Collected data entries
──────────────────────────────
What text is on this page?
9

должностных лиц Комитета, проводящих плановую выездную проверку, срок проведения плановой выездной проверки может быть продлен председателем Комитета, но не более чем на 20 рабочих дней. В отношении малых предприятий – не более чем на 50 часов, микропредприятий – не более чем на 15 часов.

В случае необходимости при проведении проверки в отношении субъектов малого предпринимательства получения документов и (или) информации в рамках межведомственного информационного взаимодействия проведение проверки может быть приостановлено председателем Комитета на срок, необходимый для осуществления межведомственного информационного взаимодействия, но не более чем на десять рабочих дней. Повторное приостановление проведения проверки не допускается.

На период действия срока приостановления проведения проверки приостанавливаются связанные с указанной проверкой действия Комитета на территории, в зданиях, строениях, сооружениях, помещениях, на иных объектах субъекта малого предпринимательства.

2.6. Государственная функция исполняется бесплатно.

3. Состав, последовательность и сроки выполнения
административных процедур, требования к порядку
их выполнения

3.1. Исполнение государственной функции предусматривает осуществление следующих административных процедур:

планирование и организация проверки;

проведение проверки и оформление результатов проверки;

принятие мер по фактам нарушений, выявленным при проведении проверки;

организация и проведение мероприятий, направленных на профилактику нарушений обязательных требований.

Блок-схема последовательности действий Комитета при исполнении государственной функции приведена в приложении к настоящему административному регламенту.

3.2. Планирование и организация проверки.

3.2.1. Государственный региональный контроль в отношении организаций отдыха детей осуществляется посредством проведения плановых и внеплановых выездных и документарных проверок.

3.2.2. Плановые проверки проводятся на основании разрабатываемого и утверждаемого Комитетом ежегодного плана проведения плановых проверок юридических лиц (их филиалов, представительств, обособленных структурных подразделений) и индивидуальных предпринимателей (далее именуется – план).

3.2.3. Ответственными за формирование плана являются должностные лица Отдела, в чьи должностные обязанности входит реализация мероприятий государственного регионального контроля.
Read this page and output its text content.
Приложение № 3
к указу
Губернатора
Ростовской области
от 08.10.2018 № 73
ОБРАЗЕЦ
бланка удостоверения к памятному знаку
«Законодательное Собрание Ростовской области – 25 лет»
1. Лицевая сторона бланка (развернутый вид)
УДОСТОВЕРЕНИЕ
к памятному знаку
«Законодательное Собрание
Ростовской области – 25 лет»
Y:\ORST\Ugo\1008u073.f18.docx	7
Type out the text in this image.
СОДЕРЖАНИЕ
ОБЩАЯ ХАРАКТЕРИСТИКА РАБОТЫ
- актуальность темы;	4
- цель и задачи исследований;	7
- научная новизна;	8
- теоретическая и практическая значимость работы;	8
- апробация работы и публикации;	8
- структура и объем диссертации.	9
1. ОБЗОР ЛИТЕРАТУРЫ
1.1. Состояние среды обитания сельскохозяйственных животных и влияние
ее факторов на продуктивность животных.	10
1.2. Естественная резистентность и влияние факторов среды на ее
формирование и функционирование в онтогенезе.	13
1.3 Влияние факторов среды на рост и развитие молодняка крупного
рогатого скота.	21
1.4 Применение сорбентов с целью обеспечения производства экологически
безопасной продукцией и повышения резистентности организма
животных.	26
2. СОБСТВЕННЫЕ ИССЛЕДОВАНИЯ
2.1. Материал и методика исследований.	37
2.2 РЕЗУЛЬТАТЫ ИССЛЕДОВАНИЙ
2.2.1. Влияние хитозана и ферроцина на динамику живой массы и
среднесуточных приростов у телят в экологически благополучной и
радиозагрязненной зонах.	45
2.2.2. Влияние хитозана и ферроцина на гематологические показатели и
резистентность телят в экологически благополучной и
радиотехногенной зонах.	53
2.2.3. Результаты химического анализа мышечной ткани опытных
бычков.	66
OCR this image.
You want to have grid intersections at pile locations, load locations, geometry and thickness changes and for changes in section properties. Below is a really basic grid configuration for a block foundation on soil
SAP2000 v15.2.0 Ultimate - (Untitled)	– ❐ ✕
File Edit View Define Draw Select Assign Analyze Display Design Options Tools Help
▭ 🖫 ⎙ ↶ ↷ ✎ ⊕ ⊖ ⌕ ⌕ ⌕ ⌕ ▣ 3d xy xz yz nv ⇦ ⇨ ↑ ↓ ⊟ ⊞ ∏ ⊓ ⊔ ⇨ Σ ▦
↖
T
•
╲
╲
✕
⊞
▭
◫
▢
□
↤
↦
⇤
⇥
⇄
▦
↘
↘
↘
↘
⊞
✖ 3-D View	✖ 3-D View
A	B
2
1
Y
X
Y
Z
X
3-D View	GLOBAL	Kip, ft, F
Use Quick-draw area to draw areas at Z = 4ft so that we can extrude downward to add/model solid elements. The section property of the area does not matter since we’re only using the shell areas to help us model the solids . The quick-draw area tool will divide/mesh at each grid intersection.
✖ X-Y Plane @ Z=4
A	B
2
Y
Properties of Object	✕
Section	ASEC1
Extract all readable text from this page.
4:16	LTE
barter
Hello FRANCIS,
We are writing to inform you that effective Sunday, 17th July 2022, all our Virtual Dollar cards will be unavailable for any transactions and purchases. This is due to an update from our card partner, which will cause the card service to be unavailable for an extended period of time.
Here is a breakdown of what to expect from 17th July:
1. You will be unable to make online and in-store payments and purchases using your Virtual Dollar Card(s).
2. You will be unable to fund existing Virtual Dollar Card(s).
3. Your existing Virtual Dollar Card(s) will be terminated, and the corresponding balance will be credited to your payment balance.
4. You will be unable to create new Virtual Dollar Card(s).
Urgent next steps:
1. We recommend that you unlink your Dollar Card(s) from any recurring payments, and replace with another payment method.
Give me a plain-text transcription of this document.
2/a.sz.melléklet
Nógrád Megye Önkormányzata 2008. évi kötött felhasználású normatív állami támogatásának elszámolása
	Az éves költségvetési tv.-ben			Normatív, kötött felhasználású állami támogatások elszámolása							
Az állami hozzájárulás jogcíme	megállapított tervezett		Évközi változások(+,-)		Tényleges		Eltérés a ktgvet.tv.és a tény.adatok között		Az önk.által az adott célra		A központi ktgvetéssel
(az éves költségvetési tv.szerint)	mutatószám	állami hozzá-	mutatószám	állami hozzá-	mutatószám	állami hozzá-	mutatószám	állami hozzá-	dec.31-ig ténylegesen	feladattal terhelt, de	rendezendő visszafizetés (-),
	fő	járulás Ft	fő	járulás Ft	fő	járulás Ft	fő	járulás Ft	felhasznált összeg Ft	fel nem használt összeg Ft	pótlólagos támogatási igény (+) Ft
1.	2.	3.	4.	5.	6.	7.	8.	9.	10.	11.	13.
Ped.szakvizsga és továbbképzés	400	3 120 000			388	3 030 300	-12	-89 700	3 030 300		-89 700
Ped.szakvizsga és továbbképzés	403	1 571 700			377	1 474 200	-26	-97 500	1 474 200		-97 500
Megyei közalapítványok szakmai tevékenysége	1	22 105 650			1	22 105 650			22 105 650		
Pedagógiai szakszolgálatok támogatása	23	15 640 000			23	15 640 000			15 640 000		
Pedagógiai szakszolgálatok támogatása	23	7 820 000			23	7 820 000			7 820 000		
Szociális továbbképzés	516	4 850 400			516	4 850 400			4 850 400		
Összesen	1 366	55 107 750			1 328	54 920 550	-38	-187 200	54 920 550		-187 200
──────────────────────────────
Goal: Copy every line verbatim.

Task response:
What text is on this page?
9

должностных лиц Комитета, проводящих плановую выездную проверку, срок проведения плановой выездной проверки может быть продлен председателем Комитета, но не более чем на 20 рабочих дней. В отношении малых предприятий – не более чем на 50 часов, микропредприятий – не более чем на 15 часов.

В случае необходимости при проведении проверки в отношении субъектов малого предпринимательства получения документов и (или) информации в рамках межведомственного информационного взаимодействия проведение проверки может быть приостановлено председателем Комитета на срок, необходимый для осуществления межведомственного информационного взаимодействия, но не более чем на десять рабочих дней. Повторное приостановление проведения проверки не допускается.

На период действия срока приостановления проведения проверки приостанавливаются связанные с указанной проверкой действия Комитета на территории, в зданиях, строениях, сооружениях, помещениях, на иных объектах субъекта малого предпринимательства.

2.6. Государственная функция исполняется бесплатно.

3. Состав, последовательность и сроки выполнения
административных процедур, требования к порядку
их выполнения

3.1. Исполнение государственной функции предусматривает осуществление следующих административных процедур:

планирование и организация проверки;

проведение проверки и оформление результатов проверки;

принятие мер по фактам нарушений, выявленным при проведении проверки;

организация и проведение мероприятий, направленных на профилактику нарушений обязательных требований.

Блок-схема последовательности действий Комитета при исполнении государственной функции приведена в приложении к настоящему административному регламенту.

3.2. Планирование и организация проверки.

3.2.1. Государственный региональный контроль в отношении организаций отдыха детей осуществляется посредством проведения плановых и внеплановых выездных и документарных проверок.

3.2.2. Плановые проверки проводятся на основании разрабатываемого и утверждаемого Комитетом ежегодного плана проведения плановых проверок юридических лиц (их филиалов, представительств, обособленных структурных подразделений) и индивидуальных предпринимателей (далее именуется – план).

3.2.3. Ответственными за формирование плана являются должностные лица Отдела, в чьи должностные обязанности входит реализация мероприятий государственного регионального контроля.
Read this page and output its text content.
Приложение № 3
к указу
Губернатора
Ростовской области
от 08.10.2018 № 73
ОБРАЗЕЦ
бланка удостоверения к памятному знаку
«Законодательное Собрание Ростовской области – 25 лет»
1. Лицевая сторона бланка (развернутый вид)
УДОСТОВЕРЕНИЕ
к памятному знаку
«Законодательное Собрание
Ростовской области – 25 лет»
Y:\ORST\Ugo\1008u073.f18.docx	7
Type out the text in this image.
СОДЕРЖАНИЕ
ОБЩАЯ ХАРАКТЕРИСТИКА РАБОТЫ
- актуальность темы;	4
- цель и задачи исследований;	7
- научная новизна;	8
- теоретическая и практическая значимость работы;	8
- апробация работы и публикации;	8
- структура и объем диссертации.	9
1. ОБЗОР ЛИТЕРАТУРЫ
1.1. Состояние среды обитания сельскохозяйственных животных и влияние
ее факторов на продуктивность животных.	10
1.2. Естественная резистентность и влияние факторов среды на ее
формирование и функционирование в онтогенезе.	13
1.3 Влияние факторов среды на рост и развитие молодняка крупного
рогатого скота.	21
1.4 Применение сорбентов с целью обеспечения производства экологически
безопасной продукцией и повышения резистентности организма
животных.	26
2. СОБСТВЕННЫЕ ИССЛЕДОВАНИЯ
2.1. Материал и методика исследований.	37
2.2 РЕЗУЛЬТАТЫ ИССЛЕДОВАНИЙ
2.2.1. Влияние хитозана и ферроцина на динамику живой массы и
среднесуточных приростов у телят в экологически благополучной и
радиозагрязненной зонах.	45
2.2.2. Влияние хитозана и ферроцина на гематологические показатели и
резистентность телят в экологически благополучной и
радиотехногенной зонах.	53
2.2.3. Результаты химического анализа мышечной ткани опытных
бычков.	66
OCR this image.
You want to have grid intersections at pile locations, load locations, geometry and thickness changes and for changes in section properties. Below is a really basic grid configuration for a block foundation on soil
SAP2000 v15.2.0 Ultimate - (Untitled)	– ❐ ✕
File Edit View Define Draw Select Assign Analyze Display Design Options Tools Help
▭ 🖫 ⎙ ↶ ↷ ✎ ⊕ ⊖ ⌕ ⌕ ⌕ ⌕ ▣ 3d xy xz yz nv ⇦ ⇨ ↑ ↓ ⊟ ⊞ ∏ ⊓ ⊔ ⇨ Σ ▦
↖
T
•
╲
╲
✕
⊞
▭
◫
▢
□
↤
↦
⇤
⇥
⇄
▦
↘
↘
↘
↘
⊞
✖ 3-D View	✖ 3-D View
A	B
2
1
Y
X
Y
Z
X
3-D View	GLOBAL	Kip, ft, F
Use Quick-draw area to draw areas at Z = 4ft so that we can extrude downward to add/model solid elements. The section property of the area does not matter since we’re only using the shell areas to help us model the solids . The quick-draw area tool will divide/mesh at each grid intersection.
✖ X-Y Plane @ Z=4
A	B
2
Y
Properties of Object	✕
Section	ASEC1
Extract all readable text from this page.
4:16	LTE
barter
Hello FRANCIS,
We are writing to inform you that effective Sunday, 17th July 2022, all our Virtual Dollar cards will be unavailable for any transactions and purchases. This is due to an update from our card partner, which will cause the card service to be unavailable for an extended period of time.
Here is a breakdown of what to expect from 17th July:
1. You will be unable to make online and in-store payments and purchases using your Virtual Dollar Card(s).
2. You will be unable to fund existing Virtual Dollar Card(s).
3. Your existing Virtual Dollar Card(s) will be terminated, and the corresponding balance will be credited to your payment balance.
4. You will be unable to create new Virtual Dollar Card(s).
Urgent next steps:
1. We recommend that you unlink your Dollar Card(s) from any recurring payments, and replace with another payment method.
Give me a plain-text transcription of this document.
2/a.sz.melléklet
Nógrád Megye Önkormányzata 2008. évi kötött felhasználású normatív állami támogatásának elszámolása
	Az éves költségvetési tv.-ben			Normatív, kötött felhasználású állami támogatások elszámolása							
Az állami hozzájárulás jogcíme	megállapított tervezett		Évközi változások(+,-)		Tényleges		Eltérés a ktgvet.tv.és a tény.adatok között		Az önk.által az adott célra		A központi ktgvetéssel
(az éves költségvetési tv.szerint)	mutatószám	állami hozzá-	mutatószám	állami hozzá-	mutatószám	állami hozzá-	mutatószám	állami hozzá-	dec.31-ig ténylegesen	feladattal terhelt, de	rendezendő visszafizetés (-),
	fő	járulás Ft	fő	járulás Ft	fő	járulás Ft	fő	járulás Ft	felhasznált összeg Ft	fel nem használt összeg Ft	pótlólagos támogatási igény (+) Ft
1.	2.	3.	4.	5.	6.	7.	8.	9.	10.	11.	13.
Ped.szakvizsga és továbbképzés	400	3 120 000			388	3 030 300	-12	-89 700	3 030 300		-89 700
Ped.szakvizsga és továbbképzés	403	1 571 700			377	1 474 200	-26	-97 500	1 474 200		-97 500
Megyei közalapítványok szakmai tevékenysége	1	22 105 650			1	22 105 650			22 105 650		
Pedagógiai szakszolgálatok támogatása	23	15 640 000			23	15 640 000			15 640 000		
Pedagógiai szakszolgálatok támogatása	23	7 820 000			23	7 820 000			7 820 000		
Szociális továbbképzés	516	4 850 400			516	4 850 400			4 850 400		
Összesen	1 366	55 107 750			1 328	54 920 550	-38	-187 200	54 920 550		-187 200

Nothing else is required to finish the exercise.